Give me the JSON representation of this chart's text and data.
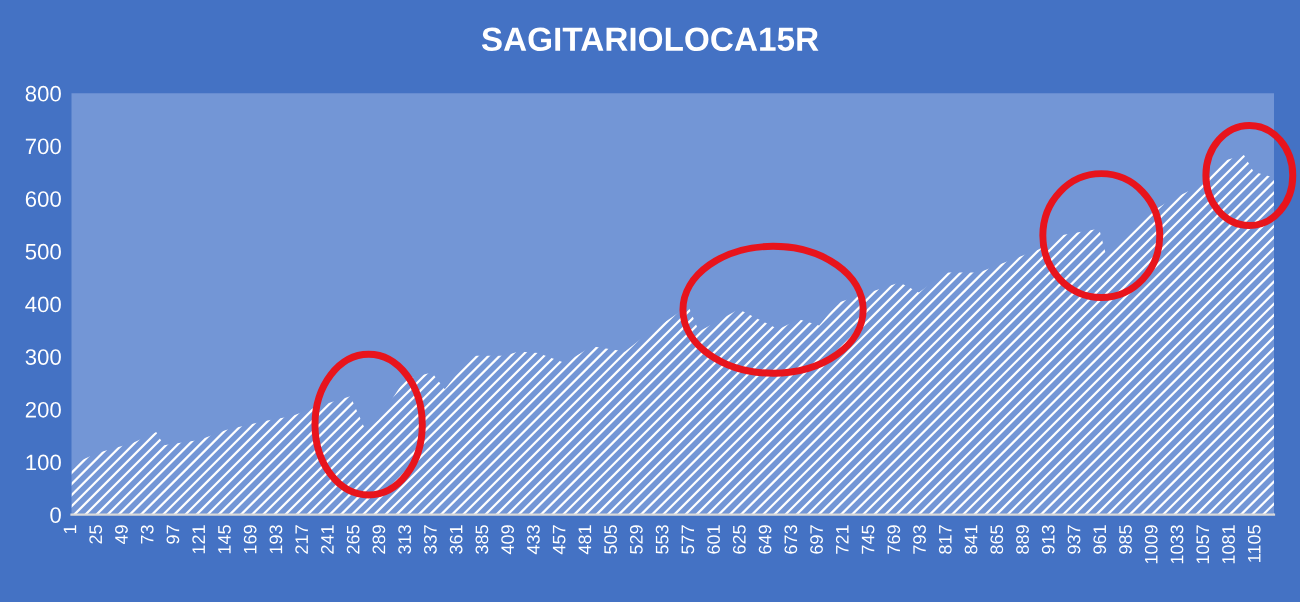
{
  "chart_data": {
    "type": "area",
    "title": "SAGITARIOLOCA15R",
    "x": [
      1,
      25,
      58,
      80,
      87,
      120,
      145,
      181,
      206,
      231,
      261,
      275,
      287,
      312,
      337,
      349,
      374,
      405,
      418,
      436,
      461,
      486,
      517,
      536,
      576,
      586,
      623,
      660,
      679,
      698,
      716,
      773,
      791,
      816,
      847,
      903,
      922,
      959,
      965,
      997,
      1028,
      1053,
      1072,
      1094,
      1103,
      1122
    ],
    "series": [
      {
        "color": "#ffffff",
        "values": [
          95,
          117,
          136,
          157,
          132,
          142,
          161,
          178,
          187,
          206,
          225,
          161,
          180,
          257,
          270,
          238,
          302,
          302,
          310,
          307,
          288,
          320,
          310,
          340,
          396,
          348,
          390,
          352,
          371,
          359,
          403,
          441,
          422,
          460,
          460,
          504,
          530,
          543,
          497,
          562,
          600,
          625,
          670,
          683,
          651,
          640
        ]
      }
    ],
    "xlim": [
      1,
      1122
    ],
    "xticks": [
      1,
      25,
      49,
      73,
      97,
      121,
      145,
      169,
      193,
      217,
      241,
      265,
      289,
      313,
      337,
      361,
      385,
      409,
      433,
      457,
      481,
      505,
      529,
      553,
      577,
      601,
      625,
      649,
      673,
      697,
      721,
      745,
      769,
      793,
      817,
      841,
      865,
      889,
      913,
      937,
      961,
      985,
      1009,
      1033,
      1057,
      1081,
      1105
    ],
    "ylim": [
      0,
      800
    ],
    "yticks": [
      0,
      100,
      200,
      300,
      400,
      500,
      600,
      700,
      800
    ],
    "grid": false,
    "legend": false
  }
}
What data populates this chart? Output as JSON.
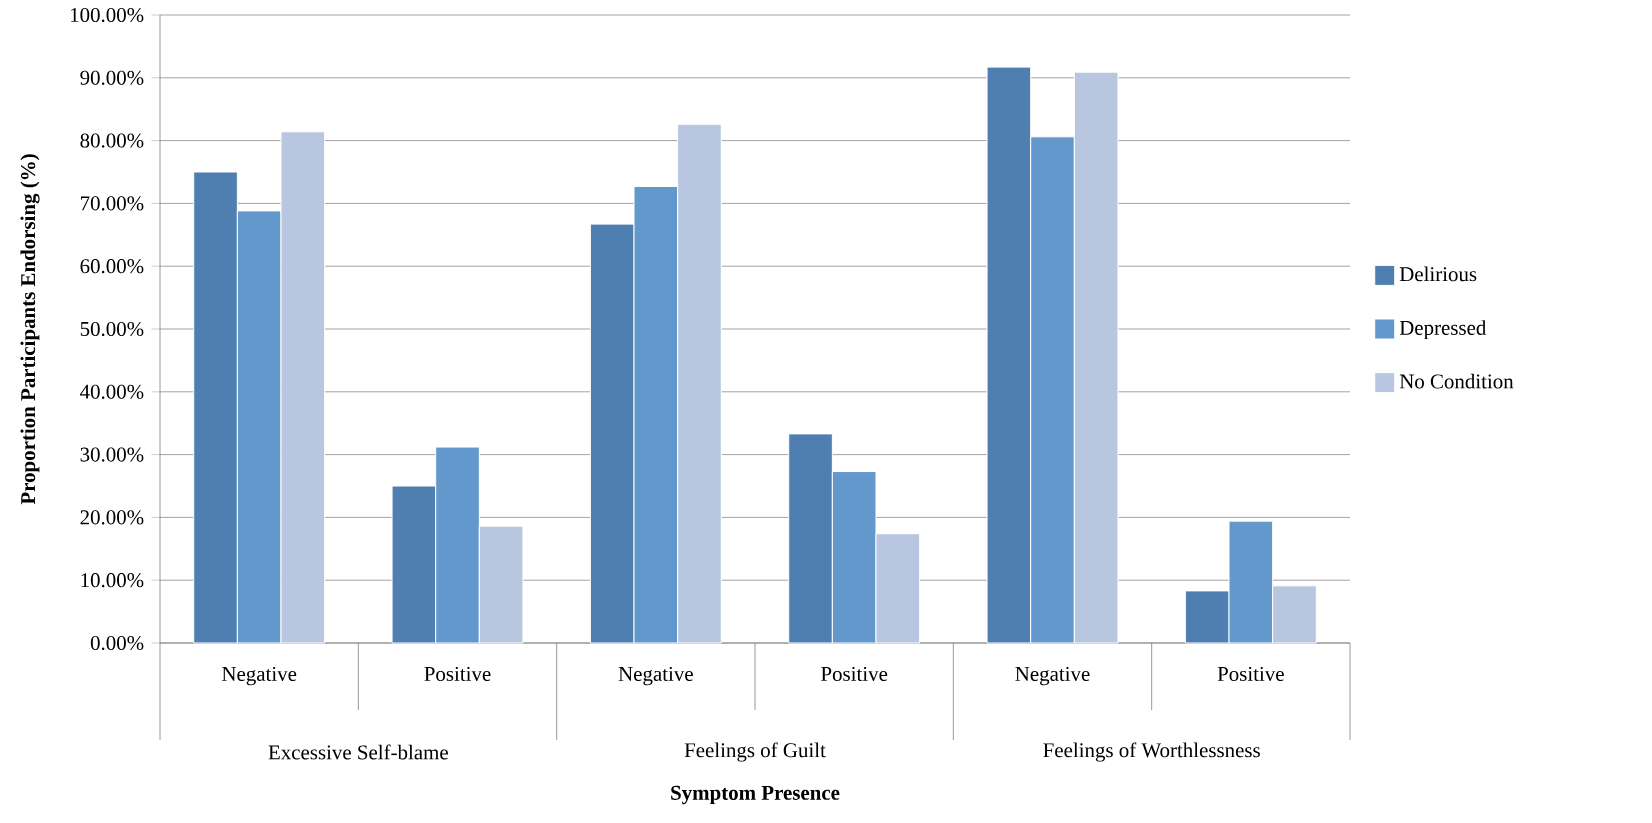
{
  "chart_data": {
    "type": "bar",
    "categories": [
      "Negative",
      "Positive",
      "Negative",
      "Positive",
      "Negative",
      "Positive"
    ],
    "annotations": [
      "Excessive Self-blame",
      "Feelings of Guilt",
      "Feelings of Worthlessness"
    ],
    "series": [
      {
        "name": "Delirious",
        "color": "#4f7fb0",
        "values": [
          75.0,
          25.0,
          66.7,
          33.3,
          91.7,
          8.3
        ]
      },
      {
        "name": "Depressed",
        "color": "#6298cb",
        "values": [
          68.8,
          31.2,
          72.7,
          27.3,
          80.6,
          19.4
        ]
      },
      {
        "name": "No Condition",
        "color": "#b8c6e0",
        "values": [
          81.4,
          18.6,
          82.6,
          17.4,
          90.9,
          9.1
        ]
      }
    ],
    "xlabel": "Symptom Presence",
    "ylabel": "Proportion Participants Endorsing (%)",
    "ylim": [
      0,
      100
    ],
    "yticks": [
      {
        "value": 0,
        "label": "0.00%"
      },
      {
        "value": 10,
        "label": "10.00%"
      },
      {
        "value": 20,
        "label": "20.00%"
      },
      {
        "value": 30,
        "label": "30.00%"
      },
      {
        "value": 40,
        "label": "40.00%"
      },
      {
        "value": 50,
        "label": "50.00%"
      },
      {
        "value": 60,
        "label": "60.00%"
      },
      {
        "value": 70,
        "label": "70.00%"
      },
      {
        "value": 80,
        "label": "80.00%"
      },
      {
        "value": 90,
        "label": "90.00%"
      },
      {
        "value": 100,
        "label": "100.00%"
      }
    ],
    "grid": "y",
    "legend": "right"
  }
}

◆ ◆ ◆

### SHORT PROBLEM
All of the data needs repeating exactly, but the pictures do not.

### TASK RESULT
Give me the JSON representation of this chart's text and data.
{
  "chart_data": {
    "type": "area",
    "title": "SAGITARIOLOCA15R",
    "x": [
      1,
      25,
      58,
      80,
      87,
      120,
      145,
      181,
      206,
      231,
      261,
      275,
      287,
      312,
      337,
      349,
      374,
      405,
      418,
      436,
      461,
      486,
      517,
      536,
      576,
      586,
      623,
      660,
      679,
      698,
      716,
      773,
      791,
      816,
      847,
      903,
      922,
      959,
      965,
      997,
      1028,
      1053,
      1072,
      1094,
      1103,
      1122
    ],
    "series": [
      {
        "color": "#ffffff",
        "values": [
          95,
          117,
          136,
          157,
          132,
          142,
          161,
          178,
          187,
          206,
          225,
          161,
          180,
          257,
          270,
          238,
          302,
          302,
          310,
          307,
          288,
          320,
          310,
          340,
          396,
          348,
          390,
          352,
          371,
          359,
          403,
          441,
          422,
          460,
          460,
          504,
          530,
          543,
          497,
          562,
          600,
          625,
          670,
          683,
          651,
          640
        ]
      }
    ],
    "xlim": [
      1,
      1122
    ],
    "xticks": [
      1,
      25,
      49,
      73,
      97,
      121,
      145,
      169,
      193,
      217,
      241,
      265,
      289,
      313,
      337,
      361,
      385,
      409,
      433,
      457,
      481,
      505,
      529,
      553,
      577,
      601,
      625,
      649,
      673,
      697,
      721,
      745,
      769,
      793,
      817,
      841,
      865,
      889,
      913,
      937,
      961,
      985,
      1009,
      1033,
      1057,
      1081,
      1105
    ],
    "ylim": [
      0,
      800
    ],
    "yticks": [
      0,
      100,
      200,
      300,
      400,
      500,
      600,
      700,
      800
    ],
    "grid": false,
    "legend": false
  }
}
What data populates this chart? Output as JSON.
{
  "chart_data": {
    "type": "bar",
    "categories": [
      "Negative",
      "Positive",
      "Negative",
      "Positive",
      "Negative",
      "Positive"
    ],
    "annotations": [
      "Excessive Self-blame",
      "Feelings of Guilt",
      "Feelings of Worthlessness"
    ],
    "series": [
      {
        "name": "Delirious",
        "color": "#4f7fb0",
        "values": [
          75.0,
          25.0,
          66.7,
          33.3,
          91.7,
          8.3
        ]
      },
      {
        "name": "Depressed",
        "color": "#6298cb",
        "values": [
          68.8,
          31.2,
          72.7,
          27.3,
          80.6,
          19.4
        ]
      },
      {
        "name": "No Condition",
        "color": "#b8c6e0",
        "values": [
          81.4,
          18.6,
          82.6,
          17.4,
          90.9,
          9.1
        ]
      }
    ],
    "xlabel": "Symptom Presence",
    "ylabel": "Proportion Participants Endorsing (%)",
    "ylim": [
      0,
      100
    ],
    "yticks": [
      {
        "value": 0,
        "label": "0.00%"
      },
      {
        "value": 10,
        "label": "10.00%"
      },
      {
        "value": 20,
        "label": "20.00%"
      },
      {
        "value": 30,
        "label": "30.00%"
      },
      {
        "value": 40,
        "label": "40.00%"
      },
      {
        "value": 50,
        "label": "50.00%"
      },
      {
        "value": 60,
        "label": "60.00%"
      },
      {
        "value": 70,
        "label": "70.00%"
      },
      {
        "value": 80,
        "label": "80.00%"
      },
      {
        "value": 90,
        "label": "90.00%"
      },
      {
        "value": 100,
        "label": "100.00%"
      }
    ],
    "grid": "y",
    "legend": "right"
  }
}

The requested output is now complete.